Problem to solve: Copy every line of the data below exactly as it appears, without changing anything.

Material for this task:
#####

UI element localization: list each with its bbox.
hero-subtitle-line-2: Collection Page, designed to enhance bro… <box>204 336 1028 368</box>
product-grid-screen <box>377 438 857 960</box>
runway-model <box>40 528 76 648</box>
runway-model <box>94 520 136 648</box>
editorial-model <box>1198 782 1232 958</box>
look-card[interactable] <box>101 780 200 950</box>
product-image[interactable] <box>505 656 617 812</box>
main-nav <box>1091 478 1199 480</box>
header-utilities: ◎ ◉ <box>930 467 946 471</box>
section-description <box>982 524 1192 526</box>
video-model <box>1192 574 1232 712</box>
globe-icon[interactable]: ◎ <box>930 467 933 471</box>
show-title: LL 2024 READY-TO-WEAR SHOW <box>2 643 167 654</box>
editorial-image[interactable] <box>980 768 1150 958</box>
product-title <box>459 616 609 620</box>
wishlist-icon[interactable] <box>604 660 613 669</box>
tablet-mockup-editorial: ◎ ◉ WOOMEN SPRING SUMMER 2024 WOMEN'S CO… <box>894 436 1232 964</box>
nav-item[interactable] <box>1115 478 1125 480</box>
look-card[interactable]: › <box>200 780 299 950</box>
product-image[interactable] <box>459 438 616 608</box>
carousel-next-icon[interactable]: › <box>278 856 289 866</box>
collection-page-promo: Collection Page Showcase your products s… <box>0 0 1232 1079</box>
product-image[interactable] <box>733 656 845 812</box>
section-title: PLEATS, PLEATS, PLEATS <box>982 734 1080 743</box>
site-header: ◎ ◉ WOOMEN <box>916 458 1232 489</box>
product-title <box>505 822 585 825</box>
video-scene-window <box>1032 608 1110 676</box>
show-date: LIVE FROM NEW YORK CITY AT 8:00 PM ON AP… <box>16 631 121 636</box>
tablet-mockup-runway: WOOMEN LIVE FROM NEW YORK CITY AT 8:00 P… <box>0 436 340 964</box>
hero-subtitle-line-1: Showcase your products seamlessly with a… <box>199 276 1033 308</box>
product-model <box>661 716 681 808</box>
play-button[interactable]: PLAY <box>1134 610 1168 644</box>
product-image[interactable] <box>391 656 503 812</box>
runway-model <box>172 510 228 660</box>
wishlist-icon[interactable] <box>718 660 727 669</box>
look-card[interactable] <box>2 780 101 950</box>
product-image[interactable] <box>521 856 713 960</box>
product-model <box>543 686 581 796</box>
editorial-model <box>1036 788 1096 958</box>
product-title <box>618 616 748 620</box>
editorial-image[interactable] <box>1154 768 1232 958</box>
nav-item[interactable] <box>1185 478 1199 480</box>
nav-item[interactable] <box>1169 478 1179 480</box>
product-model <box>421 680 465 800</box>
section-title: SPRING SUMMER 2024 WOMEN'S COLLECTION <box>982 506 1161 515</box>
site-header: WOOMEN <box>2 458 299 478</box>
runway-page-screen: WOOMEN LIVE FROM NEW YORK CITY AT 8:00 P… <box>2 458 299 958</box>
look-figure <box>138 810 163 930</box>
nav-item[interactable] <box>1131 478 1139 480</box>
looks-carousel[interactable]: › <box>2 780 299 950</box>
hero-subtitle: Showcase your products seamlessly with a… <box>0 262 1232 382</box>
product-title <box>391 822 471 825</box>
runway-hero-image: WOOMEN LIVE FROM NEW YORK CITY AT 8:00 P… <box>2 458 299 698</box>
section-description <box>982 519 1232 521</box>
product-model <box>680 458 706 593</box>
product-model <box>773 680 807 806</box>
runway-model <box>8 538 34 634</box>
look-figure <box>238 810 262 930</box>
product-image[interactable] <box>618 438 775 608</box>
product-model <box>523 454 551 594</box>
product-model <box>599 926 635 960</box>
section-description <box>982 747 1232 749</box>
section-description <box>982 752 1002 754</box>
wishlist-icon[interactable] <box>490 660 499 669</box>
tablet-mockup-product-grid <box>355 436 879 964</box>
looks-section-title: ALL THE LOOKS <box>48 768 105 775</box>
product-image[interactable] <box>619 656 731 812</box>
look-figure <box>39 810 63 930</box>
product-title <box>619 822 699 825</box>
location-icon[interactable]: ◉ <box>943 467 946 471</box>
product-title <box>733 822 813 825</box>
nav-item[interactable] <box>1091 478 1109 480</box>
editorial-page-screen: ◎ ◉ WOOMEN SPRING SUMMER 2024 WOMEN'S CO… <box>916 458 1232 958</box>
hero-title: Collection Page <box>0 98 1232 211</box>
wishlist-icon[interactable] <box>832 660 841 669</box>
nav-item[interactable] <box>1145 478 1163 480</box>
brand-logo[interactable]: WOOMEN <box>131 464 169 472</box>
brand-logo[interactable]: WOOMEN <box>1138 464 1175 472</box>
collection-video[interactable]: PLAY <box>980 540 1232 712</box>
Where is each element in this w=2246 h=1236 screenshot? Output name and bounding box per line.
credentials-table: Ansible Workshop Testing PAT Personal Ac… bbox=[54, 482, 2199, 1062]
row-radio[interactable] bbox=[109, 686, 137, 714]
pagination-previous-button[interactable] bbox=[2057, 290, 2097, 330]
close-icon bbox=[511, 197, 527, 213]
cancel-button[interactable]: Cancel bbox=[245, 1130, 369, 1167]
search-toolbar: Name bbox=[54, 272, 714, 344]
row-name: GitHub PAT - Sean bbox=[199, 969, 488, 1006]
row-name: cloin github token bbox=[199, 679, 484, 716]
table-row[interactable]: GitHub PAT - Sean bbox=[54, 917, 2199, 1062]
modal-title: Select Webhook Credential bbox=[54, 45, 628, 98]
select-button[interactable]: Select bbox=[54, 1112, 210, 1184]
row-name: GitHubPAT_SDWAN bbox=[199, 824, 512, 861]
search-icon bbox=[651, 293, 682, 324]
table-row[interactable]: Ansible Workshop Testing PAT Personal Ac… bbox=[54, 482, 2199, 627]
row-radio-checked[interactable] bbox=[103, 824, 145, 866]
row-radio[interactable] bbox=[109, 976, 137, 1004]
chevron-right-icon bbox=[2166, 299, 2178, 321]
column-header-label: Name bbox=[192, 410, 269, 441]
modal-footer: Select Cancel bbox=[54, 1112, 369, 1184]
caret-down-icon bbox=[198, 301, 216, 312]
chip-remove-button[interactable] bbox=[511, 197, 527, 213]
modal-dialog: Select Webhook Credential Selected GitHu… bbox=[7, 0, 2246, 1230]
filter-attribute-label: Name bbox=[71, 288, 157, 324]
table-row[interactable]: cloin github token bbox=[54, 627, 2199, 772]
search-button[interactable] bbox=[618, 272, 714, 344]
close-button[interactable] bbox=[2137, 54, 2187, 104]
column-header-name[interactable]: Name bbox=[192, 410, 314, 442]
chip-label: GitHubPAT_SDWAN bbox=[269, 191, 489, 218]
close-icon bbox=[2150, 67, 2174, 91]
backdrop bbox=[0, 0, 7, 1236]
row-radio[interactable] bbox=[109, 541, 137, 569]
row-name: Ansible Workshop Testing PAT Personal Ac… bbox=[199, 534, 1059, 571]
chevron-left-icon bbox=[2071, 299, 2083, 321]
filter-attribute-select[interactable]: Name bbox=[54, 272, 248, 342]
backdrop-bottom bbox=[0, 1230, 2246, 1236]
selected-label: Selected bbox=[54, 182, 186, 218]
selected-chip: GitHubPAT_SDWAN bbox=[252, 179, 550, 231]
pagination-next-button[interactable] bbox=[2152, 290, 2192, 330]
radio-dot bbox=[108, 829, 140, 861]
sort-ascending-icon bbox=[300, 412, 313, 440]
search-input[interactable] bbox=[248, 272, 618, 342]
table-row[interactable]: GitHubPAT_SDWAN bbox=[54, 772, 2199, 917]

#####

Task response:
UI element localization: list each with its bbox.
hero-subtitle-line-2: Collection Page, designed to enhance bro… <box>204 336 1028 368</box>
product-grid-screen <box>377 438 857 960</box>
runway-model <box>40 528 76 648</box>
runway-model <box>94 520 136 648</box>
editorial-model <box>1198 782 1232 958</box>
look-card[interactable] <box>101 780 200 950</box>
product-image[interactable] <box>505 656 617 812</box>
main-nav <box>1091 478 1199 480</box>
header-utilities: ◎ ◉ <box>930 467 946 471</box>
section-description <box>982 524 1192 526</box>
video-model <box>1192 574 1232 712</box>
globe-icon[interactable]: ◎ <box>930 467 933 471</box>
show-title: LL 2024 READY-TO-WEAR SHOW <box>2 643 167 654</box>
editorial-image[interactable] <box>980 768 1150 958</box>
product-title <box>459 616 609 620</box>
wishlist-icon[interactable] <box>604 660 613 669</box>
tablet-mockup-editorial: ◎ ◉ WOOMEN SPRING SUMMER 2024 WOMEN'S CO… <box>894 436 1232 964</box>
nav-item[interactable] <box>1115 478 1125 480</box>
look-card[interactable]: › <box>200 780 299 950</box>
product-image[interactable] <box>459 438 616 608</box>
carousel-next-icon[interactable]: › <box>278 856 289 866</box>
collection-page-promo: Collection Page Showcase your products s… <box>0 0 1232 1079</box>
product-image[interactable] <box>733 656 845 812</box>
section-title: PLEATS, PLEATS, PLEATS <box>982 734 1080 743</box>
site-header: ◎ ◉ WOOMEN <box>916 458 1232 489</box>
product-title <box>505 822 585 825</box>
video-scene-window <box>1032 608 1110 676</box>
show-date: LIVE FROM NEW YORK CITY AT 8:00 PM ON AP… <box>16 631 121 636</box>
tablet-mockup-runway: WOOMEN LIVE FROM NEW YORK CITY AT 8:00 P… <box>0 436 340 964</box>
hero-subtitle-line-1: Showcase your products seamlessly with a… <box>199 276 1033 308</box>
product-model <box>661 716 681 808</box>
play-button[interactable]: PLAY <box>1134 610 1168 644</box>
product-image[interactable] <box>391 656 503 812</box>
runway-model <box>172 510 228 660</box>
wishlist-icon[interactable] <box>718 660 727 669</box>
look-card[interactable] <box>2 780 101 950</box>
product-image[interactable] <box>521 856 713 960</box>
product-model <box>543 686 581 796</box>
editorial-model <box>1036 788 1096 958</box>
product-title <box>618 616 748 620</box>
editorial-image[interactable] <box>1154 768 1232 958</box>
nav-item[interactable] <box>1185 478 1199 480</box>
nav-item[interactable] <box>1169 478 1179 480</box>
product-model <box>421 680 465 800</box>
section-title: SPRING SUMMER 2024 WOMEN'S COLLECTION <box>982 506 1161 515</box>
site-header: WOOMEN <box>2 458 299 478</box>
runway-page-screen: WOOMEN LIVE FROM NEW YORK CITY AT 8:00 P… <box>2 458 299 958</box>
look-figure <box>138 810 163 930</box>
nav-item[interactable] <box>1131 478 1139 480</box>
looks-carousel[interactable]: › <box>2 780 299 950</box>
hero-subtitle: Showcase your products seamlessly with a… <box>0 262 1232 382</box>
product-title <box>391 822 471 825</box>
runway-hero-image: WOOMEN LIVE FROM NEW YORK CITY AT 8:00 P… <box>2 458 299 698</box>
section-description <box>982 519 1232 521</box>
product-model <box>680 458 706 593</box>
product-model <box>773 680 807 806</box>
runway-model <box>8 538 34 634</box>
look-figure <box>238 810 262 930</box>
product-image[interactable] <box>618 438 775 608</box>
product-model <box>523 454 551 594</box>
product-model <box>599 926 635 960</box>
section-description <box>982 747 1232 749</box>
section-description <box>982 752 1002 754</box>
wishlist-icon[interactable] <box>490 660 499 669</box>
tablet-mockup-product-grid <box>355 436 879 964</box>
looks-section-title: ALL THE LOOKS <box>48 768 105 775</box>
product-image[interactable] <box>619 656 731 812</box>
look-figure <box>39 810 63 930</box>
product-title <box>619 822 699 825</box>
location-icon[interactable]: ◉ <box>943 467 946 471</box>
product-title <box>733 822 813 825</box>
nav-item[interactable] <box>1091 478 1109 480</box>
editorial-page-screen: ◎ ◉ WOOMEN SPRING SUMMER 2024 WOMEN'S CO… <box>916 458 1232 958</box>
hero-title: Collection Page <box>0 98 1232 211</box>
wishlist-icon[interactable] <box>832 660 841 669</box>
nav-item[interactable] <box>1145 478 1163 480</box>
brand-logo[interactable]: WOOMEN <box>131 464 169 472</box>
brand-logo[interactable]: WOOMEN <box>1138 464 1175 472</box>
collection-video[interactable]: PLAY <box>980 540 1232 712</box>
Where is each element in this w=2246 h=1236 screenshot? Output name and bounding box per line.
credentials-table: Ansible Workshop Testing PAT Personal Ac… bbox=[54, 482, 2199, 1062]
row-radio[interactable] bbox=[109, 686, 137, 714]
pagination-previous-button[interactable] bbox=[2057, 290, 2097, 330]
close-icon bbox=[511, 197, 527, 213]
cancel-button[interactable]: Cancel bbox=[245, 1130, 369, 1167]
search-toolbar: Name bbox=[54, 272, 714, 344]
row-name: GitHub PAT - Sean bbox=[199, 969, 488, 1006]
row-name: cloin github token bbox=[199, 679, 484, 716]
table-row[interactable]: GitHub PAT - Sean bbox=[54, 917, 2199, 1062]
modal-title: Select Webhook Credential bbox=[54, 45, 628, 98]
select-button[interactable]: Select bbox=[54, 1112, 210, 1184]
row-name: GitHubPAT_SDWAN bbox=[199, 824, 512, 861]
search-icon bbox=[651, 293, 682, 324]
table-row[interactable]: Ansible Workshop Testing PAT Personal Ac… bbox=[54, 482, 2199, 627]
row-radio-checked[interactable] bbox=[103, 824, 145, 866]
row-radio[interactable] bbox=[109, 976, 137, 1004]
chevron-right-icon bbox=[2166, 299, 2178, 321]
column-header-label: Name bbox=[192, 410, 269, 441]
modal-footer: Select Cancel bbox=[54, 1112, 369, 1184]
caret-down-icon bbox=[198, 301, 216, 312]
chip-remove-button[interactable] bbox=[511, 197, 527, 213]
modal-dialog: Select Webhook Credential Selected GitHu… bbox=[7, 0, 2246, 1230]
filter-attribute-label: Name bbox=[71, 288, 157, 324]
table-row[interactable]: cloin github token bbox=[54, 627, 2199, 772]
search-button[interactable] bbox=[618, 272, 714, 344]
close-button[interactable] bbox=[2137, 54, 2187, 104]
column-header-name[interactable]: Name bbox=[192, 410, 314, 442]
chip-label: GitHubPAT_SDWAN bbox=[269, 191, 489, 218]
close-icon bbox=[2150, 67, 2174, 91]
backdrop bbox=[0, 0, 7, 1236]
row-radio[interactable] bbox=[109, 541, 137, 569]
row-name: Ansible Workshop Testing PAT Personal Ac… bbox=[199, 534, 1059, 571]
chevron-left-icon bbox=[2071, 299, 2083, 321]
filter-attribute-select[interactable]: Name bbox=[54, 272, 248, 342]
backdrop-bottom bbox=[0, 1230, 2246, 1236]
selected-label: Selected bbox=[54, 182, 186, 218]
selected-chip: GitHubPAT_SDWAN bbox=[252, 179, 550, 231]
pagination-next-button[interactable] bbox=[2152, 290, 2192, 330]
radio-dot bbox=[108, 829, 140, 861]
sort-ascending-icon bbox=[300, 412, 313, 440]
search-input[interactable] bbox=[248, 272, 618, 342]
table-row[interactable]: GitHubPAT_SDWAN bbox=[54, 772, 2199, 917]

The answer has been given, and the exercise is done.